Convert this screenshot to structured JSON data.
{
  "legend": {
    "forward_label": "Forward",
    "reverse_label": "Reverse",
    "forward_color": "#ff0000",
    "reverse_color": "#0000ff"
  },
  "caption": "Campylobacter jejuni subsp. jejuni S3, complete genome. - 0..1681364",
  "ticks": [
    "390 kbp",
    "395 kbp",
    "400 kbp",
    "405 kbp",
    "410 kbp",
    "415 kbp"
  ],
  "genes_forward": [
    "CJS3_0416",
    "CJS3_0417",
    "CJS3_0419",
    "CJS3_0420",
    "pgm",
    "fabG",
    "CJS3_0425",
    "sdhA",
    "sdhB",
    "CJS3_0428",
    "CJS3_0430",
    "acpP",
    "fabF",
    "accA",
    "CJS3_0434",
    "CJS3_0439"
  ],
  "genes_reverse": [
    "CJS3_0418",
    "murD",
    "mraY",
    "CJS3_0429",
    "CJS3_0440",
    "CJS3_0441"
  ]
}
========
■ WHAT YOU NEED TO DO
Nothing in the records may change; write them out again in full.

■ TASK ANSWER
Convert this screenshot to structured JSON data.
{
  "legend": {
    "forward_label": "Forward",
    "reverse_label": "Reverse",
    "forward_color": "#ff0000",
    "reverse_color": "#0000ff"
  },
  "caption": "Campylobacter jejuni subsp. jejuni S3, complete genome. - 0..1681364",
  "ticks": [
    "390 kbp",
    "395 kbp",
    "400 kbp",
    "405 kbp",
    "410 kbp",
    "415 kbp"
  ],
  "genes_forward": [
    "CJS3_0416",
    "CJS3_0417",
    "CJS3_0419",
    "CJS3_0420",
    "pgm",
    "fabG",
    "CJS3_0425",
    "sdhA",
    "sdhB",
    "CJS3_0428",
    "CJS3_0430",
    "acpP",
    "fabF",
    "accA",
    "CJS3_0434",
    "CJS3_0439"
  ],
  "genes_reverse": [
    "CJS3_0418",
    "murD",
    "mraY",
    "CJS3_0429",
    "CJS3_0440",
    "CJS3_0441"
  ]
}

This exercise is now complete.